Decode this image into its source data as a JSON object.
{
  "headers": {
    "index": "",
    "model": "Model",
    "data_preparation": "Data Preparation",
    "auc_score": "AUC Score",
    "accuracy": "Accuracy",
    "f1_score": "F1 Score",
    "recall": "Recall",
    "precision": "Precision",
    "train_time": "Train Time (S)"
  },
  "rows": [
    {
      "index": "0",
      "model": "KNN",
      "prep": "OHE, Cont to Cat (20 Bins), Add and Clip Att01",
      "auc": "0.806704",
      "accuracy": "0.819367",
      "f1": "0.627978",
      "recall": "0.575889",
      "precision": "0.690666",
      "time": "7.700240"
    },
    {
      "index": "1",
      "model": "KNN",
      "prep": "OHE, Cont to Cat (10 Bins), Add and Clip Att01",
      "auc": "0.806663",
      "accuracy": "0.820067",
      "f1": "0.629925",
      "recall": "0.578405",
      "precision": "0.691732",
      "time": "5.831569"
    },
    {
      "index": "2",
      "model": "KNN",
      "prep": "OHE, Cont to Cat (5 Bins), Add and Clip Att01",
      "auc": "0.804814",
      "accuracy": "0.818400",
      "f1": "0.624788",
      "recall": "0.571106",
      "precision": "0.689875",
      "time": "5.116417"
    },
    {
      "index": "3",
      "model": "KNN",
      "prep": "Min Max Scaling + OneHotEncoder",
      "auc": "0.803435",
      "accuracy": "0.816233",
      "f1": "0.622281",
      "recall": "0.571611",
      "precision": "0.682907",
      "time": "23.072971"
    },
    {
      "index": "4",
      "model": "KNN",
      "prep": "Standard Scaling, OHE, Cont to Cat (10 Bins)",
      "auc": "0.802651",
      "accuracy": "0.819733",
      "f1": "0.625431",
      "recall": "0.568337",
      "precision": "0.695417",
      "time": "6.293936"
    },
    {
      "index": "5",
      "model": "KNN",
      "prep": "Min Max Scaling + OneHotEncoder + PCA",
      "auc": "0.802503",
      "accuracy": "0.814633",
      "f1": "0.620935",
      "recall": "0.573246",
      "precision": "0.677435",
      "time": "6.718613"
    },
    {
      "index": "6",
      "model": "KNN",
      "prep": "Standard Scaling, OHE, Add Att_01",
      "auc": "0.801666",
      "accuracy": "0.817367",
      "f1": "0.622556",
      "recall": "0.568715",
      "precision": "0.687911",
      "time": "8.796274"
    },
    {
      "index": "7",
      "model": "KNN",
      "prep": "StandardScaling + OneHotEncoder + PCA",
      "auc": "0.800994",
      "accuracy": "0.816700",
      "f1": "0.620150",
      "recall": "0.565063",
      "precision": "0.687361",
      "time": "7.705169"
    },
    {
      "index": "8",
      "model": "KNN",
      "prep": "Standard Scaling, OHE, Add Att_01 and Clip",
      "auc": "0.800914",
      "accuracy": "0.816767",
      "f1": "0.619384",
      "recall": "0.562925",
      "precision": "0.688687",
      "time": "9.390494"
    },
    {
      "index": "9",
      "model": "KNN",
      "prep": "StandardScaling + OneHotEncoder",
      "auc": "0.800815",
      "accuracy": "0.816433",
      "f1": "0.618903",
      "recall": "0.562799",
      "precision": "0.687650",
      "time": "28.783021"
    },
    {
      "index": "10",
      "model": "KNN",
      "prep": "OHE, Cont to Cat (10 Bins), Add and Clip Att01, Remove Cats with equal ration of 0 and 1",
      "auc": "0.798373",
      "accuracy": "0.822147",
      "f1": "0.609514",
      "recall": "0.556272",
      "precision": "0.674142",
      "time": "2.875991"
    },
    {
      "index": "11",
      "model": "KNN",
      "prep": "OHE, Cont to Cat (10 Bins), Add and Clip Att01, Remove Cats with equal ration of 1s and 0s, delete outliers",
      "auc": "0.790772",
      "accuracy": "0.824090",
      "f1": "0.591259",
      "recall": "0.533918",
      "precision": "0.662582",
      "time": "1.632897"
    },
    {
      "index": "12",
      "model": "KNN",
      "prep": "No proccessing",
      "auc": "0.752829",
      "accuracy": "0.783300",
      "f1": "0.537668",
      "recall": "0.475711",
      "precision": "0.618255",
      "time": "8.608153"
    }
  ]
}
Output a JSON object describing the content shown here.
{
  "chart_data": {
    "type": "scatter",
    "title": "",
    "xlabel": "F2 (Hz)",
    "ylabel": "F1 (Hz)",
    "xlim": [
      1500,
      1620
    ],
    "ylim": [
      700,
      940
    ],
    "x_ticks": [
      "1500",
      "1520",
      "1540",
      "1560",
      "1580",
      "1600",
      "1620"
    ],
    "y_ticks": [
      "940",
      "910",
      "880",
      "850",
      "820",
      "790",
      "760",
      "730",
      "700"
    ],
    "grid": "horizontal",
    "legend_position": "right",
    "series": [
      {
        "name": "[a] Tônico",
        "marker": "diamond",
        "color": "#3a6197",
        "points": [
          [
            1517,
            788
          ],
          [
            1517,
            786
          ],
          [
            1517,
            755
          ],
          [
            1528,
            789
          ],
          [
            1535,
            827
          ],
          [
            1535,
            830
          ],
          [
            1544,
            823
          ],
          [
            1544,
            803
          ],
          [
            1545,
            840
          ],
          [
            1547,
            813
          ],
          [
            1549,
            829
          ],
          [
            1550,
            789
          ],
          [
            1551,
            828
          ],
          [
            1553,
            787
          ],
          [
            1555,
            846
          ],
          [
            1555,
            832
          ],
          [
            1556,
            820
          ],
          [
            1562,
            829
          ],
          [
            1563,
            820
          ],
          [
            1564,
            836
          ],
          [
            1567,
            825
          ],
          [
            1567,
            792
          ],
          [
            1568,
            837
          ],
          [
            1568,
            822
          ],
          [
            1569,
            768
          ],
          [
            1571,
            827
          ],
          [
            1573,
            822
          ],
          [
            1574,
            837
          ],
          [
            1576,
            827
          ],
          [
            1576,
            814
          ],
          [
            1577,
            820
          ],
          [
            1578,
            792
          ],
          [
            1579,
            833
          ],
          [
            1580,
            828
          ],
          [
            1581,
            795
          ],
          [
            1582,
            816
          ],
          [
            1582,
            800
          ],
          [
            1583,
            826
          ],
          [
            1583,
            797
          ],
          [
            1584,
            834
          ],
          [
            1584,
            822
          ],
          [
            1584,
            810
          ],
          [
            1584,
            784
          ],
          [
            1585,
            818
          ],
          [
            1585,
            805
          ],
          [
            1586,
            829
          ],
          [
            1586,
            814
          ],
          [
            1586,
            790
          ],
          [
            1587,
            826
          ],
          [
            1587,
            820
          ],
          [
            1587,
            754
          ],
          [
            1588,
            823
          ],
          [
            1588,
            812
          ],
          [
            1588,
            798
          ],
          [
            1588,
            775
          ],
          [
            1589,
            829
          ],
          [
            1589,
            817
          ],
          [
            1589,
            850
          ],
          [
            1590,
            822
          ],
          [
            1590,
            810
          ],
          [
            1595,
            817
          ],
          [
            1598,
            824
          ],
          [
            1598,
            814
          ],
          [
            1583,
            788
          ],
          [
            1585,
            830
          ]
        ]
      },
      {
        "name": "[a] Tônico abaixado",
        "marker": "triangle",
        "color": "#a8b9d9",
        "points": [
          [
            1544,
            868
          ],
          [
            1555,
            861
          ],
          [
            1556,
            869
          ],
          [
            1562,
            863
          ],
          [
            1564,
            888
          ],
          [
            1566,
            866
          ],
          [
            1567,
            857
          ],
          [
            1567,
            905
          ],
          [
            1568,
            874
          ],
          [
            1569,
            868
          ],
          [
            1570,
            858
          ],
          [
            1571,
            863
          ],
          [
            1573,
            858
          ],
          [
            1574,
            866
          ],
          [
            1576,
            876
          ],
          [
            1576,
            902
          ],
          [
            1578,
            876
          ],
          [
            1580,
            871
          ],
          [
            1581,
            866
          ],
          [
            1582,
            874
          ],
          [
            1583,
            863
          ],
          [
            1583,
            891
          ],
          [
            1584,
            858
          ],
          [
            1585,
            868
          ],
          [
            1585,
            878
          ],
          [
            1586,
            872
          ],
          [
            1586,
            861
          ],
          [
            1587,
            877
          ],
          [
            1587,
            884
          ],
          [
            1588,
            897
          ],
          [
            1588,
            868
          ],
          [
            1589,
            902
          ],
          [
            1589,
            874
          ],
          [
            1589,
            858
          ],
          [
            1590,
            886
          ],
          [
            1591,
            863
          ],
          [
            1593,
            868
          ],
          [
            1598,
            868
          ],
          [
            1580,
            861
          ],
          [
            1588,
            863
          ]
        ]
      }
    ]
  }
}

■ ■ ■ ■ ■

The task — Check each line of the records for the word "Tônico" and extract those that contain it.

Solution to the problem —
        "name": "[a] Tônico",
        "name": "[a] Tônico abaixado",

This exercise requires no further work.